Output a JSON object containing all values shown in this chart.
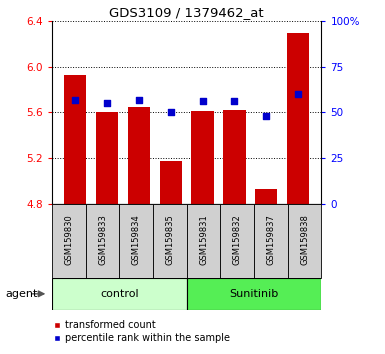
{
  "title": "GDS3109 / 1379462_at",
  "samples": [
    "GSM159830",
    "GSM159833",
    "GSM159834",
    "GSM159835",
    "GSM159831",
    "GSM159832",
    "GSM159837",
    "GSM159838"
  ],
  "groups": [
    "control",
    "control",
    "control",
    "control",
    "Sunitinib",
    "Sunitinib",
    "Sunitinib",
    "Sunitinib"
  ],
  "red_values": [
    5.93,
    5.6,
    5.65,
    5.17,
    5.61,
    5.62,
    4.93,
    6.3
  ],
  "blue_percentiles": [
    57,
    55,
    57,
    50,
    56,
    56,
    48,
    60
  ],
  "y_min": 4.8,
  "y_max": 6.4,
  "y_ticks": [
    4.8,
    5.2,
    5.6,
    6.0,
    6.4
  ],
  "right_y_ticks": [
    0,
    25,
    50,
    75,
    100
  ],
  "right_y_labels": [
    "0",
    "25",
    "50",
    "75",
    "100%"
  ],
  "control_color_light": "#ccffcc",
  "sunitinib_color_dark": "#55ee55",
  "bar_color": "#cc0000",
  "blue_color": "#0000cc",
  "bar_width": 0.7,
  "base_value": 4.8,
  "xlabel_agent": "agent",
  "legend_red": "transformed count",
  "legend_blue": "percentile rank within the sample",
  "gray_box": "#d0d0d0",
  "bg_white": "#ffffff"
}
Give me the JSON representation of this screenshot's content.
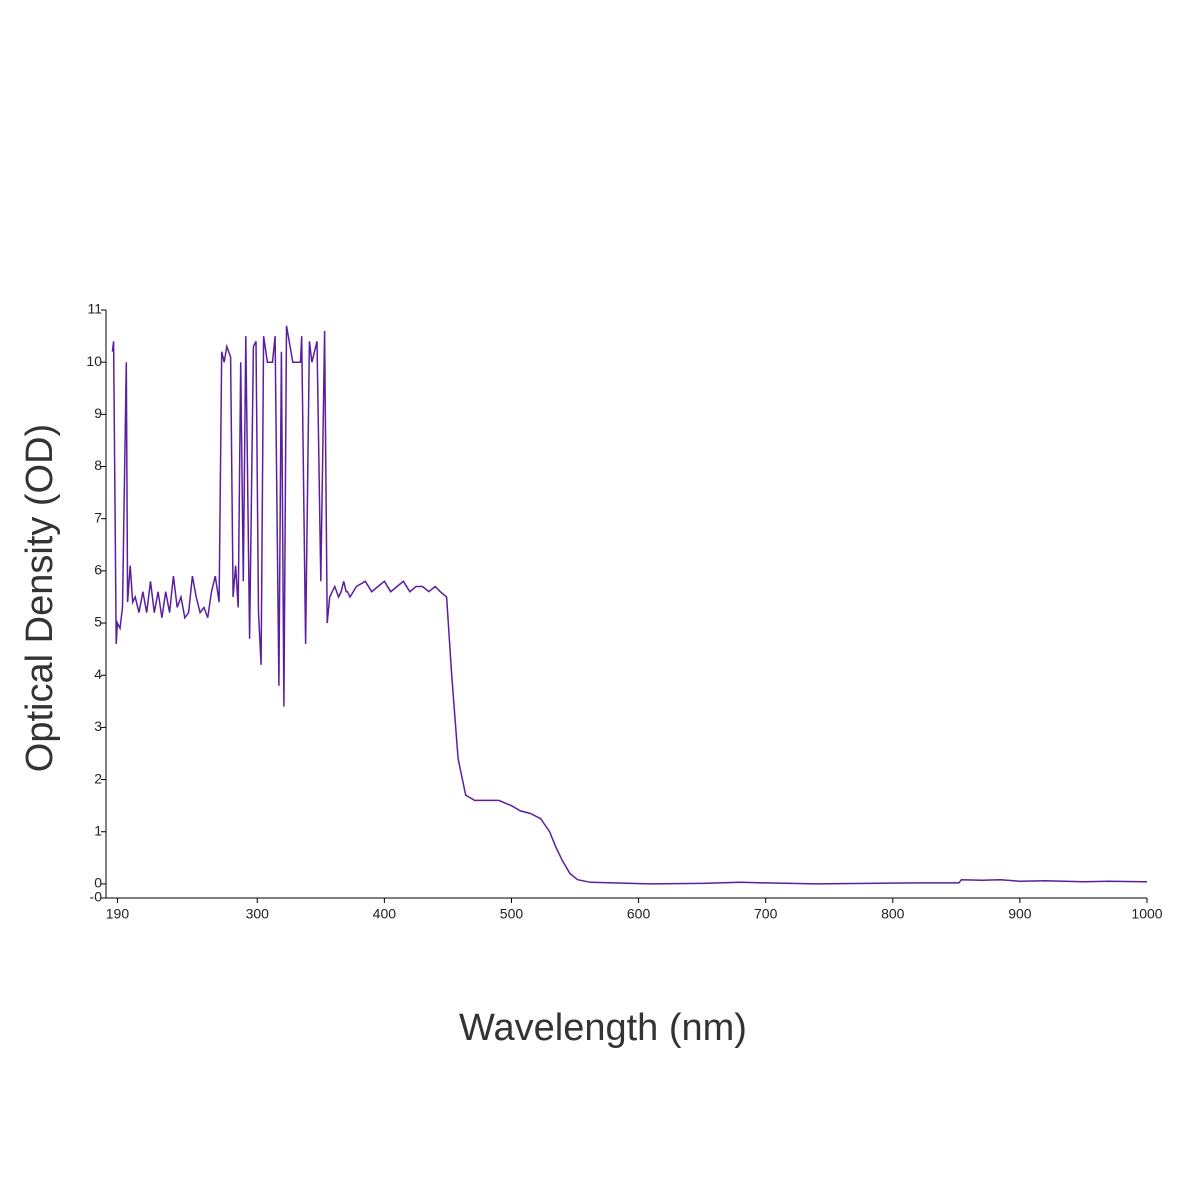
{
  "chart_data": {
    "type": "line",
    "xlabel": "Wavelength (nm)",
    "ylabel": "Optical Density (OD)",
    "color": "#5b1f9e",
    "x": [
      186,
      187,
      189,
      190,
      192,
      194,
      197,
      198,
      200,
      202,
      204,
      207,
      210,
      213,
      216,
      219,
      222,
      225,
      228,
      231,
      234,
      237,
      240,
      243,
      246,
      249,
      252,
      255,
      258,
      261,
      264,
      267,
      270,
      272,
      274,
      276,
      279,
      281,
      283,
      285,
      287,
      289,
      291,
      294,
      297,
      299,
      301,
      303,
      305,
      308,
      310,
      312,
      314,
      317,
      319,
      321,
      323,
      328,
      334,
      335,
      338,
      341,
      343,
      347,
      350,
      353,
      355,
      357,
      359,
      361,
      364,
      366,
      368,
      370,
      371,
      373,
      378,
      385,
      390,
      395,
      400,
      405,
      410,
      415,
      420,
      425,
      430,
      435,
      440,
      444,
      449,
      453,
      458,
      464,
      471,
      480,
      490,
      500,
      507,
      515,
      523,
      530,
      535,
      540,
      546,
      552,
      562,
      580,
      609,
      650,
      680,
      700,
      740,
      780,
      820,
      852,
      854,
      870,
      885,
      900,
      920,
      950,
      970,
      1000
    ],
    "values": [
      10.2,
      10.4,
      4.6,
      5.0,
      4.9,
      5.3,
      10.0,
      5.4,
      6.1,
      5.4,
      5.5,
      5.2,
      5.6,
      5.2,
      5.8,
      5.2,
      5.6,
      5.1,
      5.6,
      5.2,
      5.9,
      5.3,
      5.5,
      5.1,
      5.2,
      5.9,
      5.5,
      5.2,
      5.3,
      5.1,
      5.6,
      5.9,
      5.4,
      10.2,
      10.0,
      10.3,
      10.1,
      5.5,
      6.1,
      5.3,
      10.0,
      5.8,
      10.5,
      4.7,
      10.3,
      10.4,
      5.2,
      4.2,
      10.5,
      10.0,
      10.0,
      10.0,
      10.5,
      3.8,
      10.2,
      3.4,
      10.7,
      10.0,
      10.0,
      10.5,
      4.6,
      10.4,
      10.0,
      10.4,
      5.8,
      10.6,
      5.0,
      5.5,
      5.6,
      5.7,
      5.5,
      5.6,
      5.8,
      5.6,
      5.6,
      5.5,
      5.7,
      5.8,
      5.6,
      5.7,
      5.8,
      5.6,
      5.7,
      5.8,
      5.6,
      5.7,
      5.7,
      5.6,
      5.7,
      5.6,
      5.5,
      4.0,
      2.4,
      1.7,
      1.6,
      1.6,
      1.6,
      1.5,
      1.4,
      1.35,
      1.25,
      1.0,
      0.7,
      0.45,
      0.2,
      0.08,
      0.03,
      0.02,
      0.0,
      0.01,
      0.03,
      0.02,
      0.0,
      0.01,
      0.02,
      0.02,
      0.08,
      0.07,
      0.08,
      0.05,
      0.06,
      0.04,
      0.05,
      0.04
    ],
    "xlim": [
      181,
      1000
    ],
    "ylim": [
      -0.27,
      11
    ],
    "xticks": [
      190,
      300,
      400,
      500,
      600,
      700,
      800,
      900,
      1000
    ],
    "yticks": [
      {
        "value": -0.27,
        "label": "-0"
      },
      0,
      1,
      2,
      3,
      4,
      5,
      6,
      7,
      8,
      9,
      10,
      11
    ]
  }
}
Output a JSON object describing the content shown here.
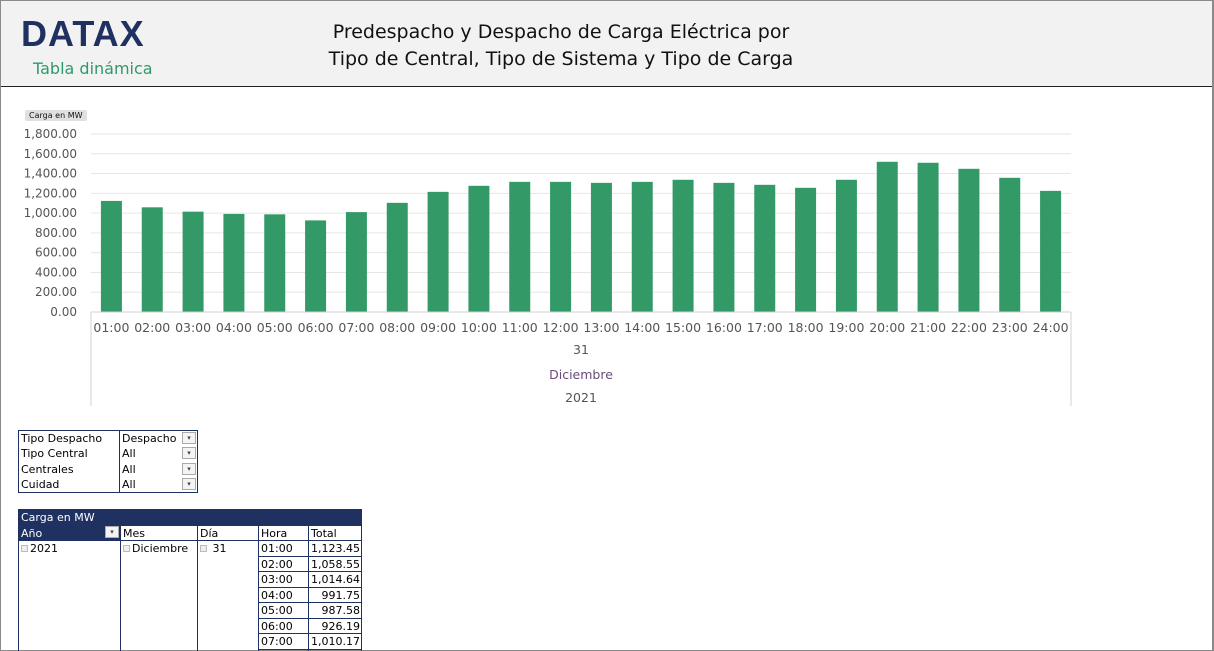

•••••

**Aim:** Every line above should be repeated exactly; pictures stay out of the copy.

**Task answer:**
Output a JSON object containing all values shown in this chart.
{
  "title": "GDS3109 / 1379462_at",
  "samples": [
    "GSM159830",
    "GSM159833",
    "GSM159834",
    "GSM159835",
    "GSM159831",
    "GSM159832",
    "GSM159837",
    "GSM159838"
  ],
  "groups": [
    "control",
    "control",
    "control",
    "control",
    "Sunitinib",
    "Sunitinib",
    "Sunitinib",
    "Sunitinib"
  ],
  "red_values": [
    5.93,
    5.6,
    5.65,
    5.17,
    5.61,
    5.62,
    4.93,
    6.3
  ],
  "blue_percentiles": [
    57,
    55,
    57,
    50,
    56,
    56,
    48,
    60
  ],
  "y_min": 4.8,
  "y_max": 6.4,
  "y_ticks": [
    4.8,
    5.2,
    5.6,
    6.0,
    6.4
  ],
  "right_y_ticks": [
    0,
    25,
    50,
    75,
    100
  ],
  "right_y_labels": [
    "0",
    "25",
    "50",
    "75",
    "100%"
  ],
  "control_color_light": "#ccffcc",
  "sunitinib_color_dark": "#55ee55",
  "bar_color": "#cc0000",
  "blue_color": "#0000cc",
  "bar_width": 0.7,
  "base_value": 4.8,
  "xlabel_agent": "agent",
  "legend_red": "transformed count",
  "legend_blue": "percentile rank within the sample",
  "gray_box": "#d0d0d0",
  "bg_white": "#ffffff"
}
Give me the JSON representation of this screenshot's content.
{
  "chart_data": {
    "type": "line",
    "xlabel": "Wavelength (nm)",
    "ylabel": "Optical Density (OD)",
    "color": "#5b1f9e",
    "x": [
      186,
      187,
      189,
      190,
      192,
      194,
      197,
      198,
      200,
      202,
      204,
      207,
      210,
      213,
      216,
      219,
      222,
      225,
      228,
      231,
      234,
      237,
      240,
      243,
      246,
      249,
      252,
      255,
      258,
      261,
      264,
      267,
      270,
      272,
      274,
      276,
      279,
      281,
      283,
      285,
      287,
      289,
      291,
      294,
      297,
      299,
      301,
      303,
      305,
      308,
      310,
      312,
      314,
      317,
      319,
      321,
      323,
      328,
      334,
      335,
      338,
      341,
      343,
      347,
      350,
      353,
      355,
      357,
      359,
      361,
      364,
      366,
      368,
      370,
      371,
      373,
      378,
      385,
      390,
      395,
      400,
      405,
      410,
      415,
      420,
      425,
      430,
      435,
      440,
      444,
      449,
      453,
      458,
      464,
      471,
      480,
      490,
      500,
      507,
      515,
      523,
      530,
      535,
      540,
      546,
      552,
      562,
      580,
      609,
      650,
      680,
      700,
      740,
      780,
      820,
      852,
      854,
      870,
      885,
      900,
      920,
      950,
      970,
      1000
    ],
    "values": [
      10.2,
      10.4,
      4.6,
      5.0,
      4.9,
      5.3,
      10.0,
      5.4,
      6.1,
      5.4,
      5.5,
      5.2,
      5.6,
      5.2,
      5.8,
      5.2,
      5.6,
      5.1,
      5.6,
      5.2,
      5.9,
      5.3,
      5.5,
      5.1,
      5.2,
      5.9,
      5.5,
      5.2,
      5.3,
      5.1,
      5.6,
      5.9,
      5.4,
      10.2,
      10.0,
      10.3,
      10.1,
      5.5,
      6.1,
      5.3,
      10.0,
      5.8,
      10.5,
      4.7,
      10.3,
      10.4,
      5.2,
      4.2,
      10.5,
      10.0,
      10.0,
      10.0,
      10.5,
      3.8,
      10.2,
      3.4,
      10.7,
      10.0,
      10.0,
      10.5,
      4.6,
      10.4,
      10.0,
      10.4,
      5.8,
      10.6,
      5.0,
      5.5,
      5.6,
      5.7,
      5.5,
      5.6,
      5.8,
      5.6,
      5.6,
      5.5,
      5.7,
      5.8,
      5.6,
      5.7,
      5.8,
      5.6,
      5.7,
      5.8,
      5.6,
      5.7,
      5.7,
      5.6,
      5.7,
      5.6,
      5.5,
      4.0,
      2.4,
      1.7,
      1.6,
      1.6,
      1.6,
      1.5,
      1.4,
      1.35,
      1.25,
      1.0,
      0.7,
      0.45,
      0.2,
      0.08,
      0.03,
      0.02,
      0.0,
      0.01,
      0.03,
      0.02,
      0.0,
      0.01,
      0.02,
      0.02,
      0.08,
      0.07,
      0.08,
      0.05,
      0.06,
      0.04,
      0.05,
      0.04
    ],
    "xlim": [
      181,
      1000
    ],
    "ylim": [
      -0.27,
      11
    ],
    "xticks": [
      190,
      300,
      400,
      500,
      600,
      700,
      800,
      900,
      1000
    ],
    "yticks": [
      {
        "value": -0.27,
        "label": "-0"
      },
      0,
      1,
      2,
      3,
      4,
      5,
      6,
      7,
      8,
      9,
      10,
      11
    ]
  }
}
Output a JSON object describing the content shown here.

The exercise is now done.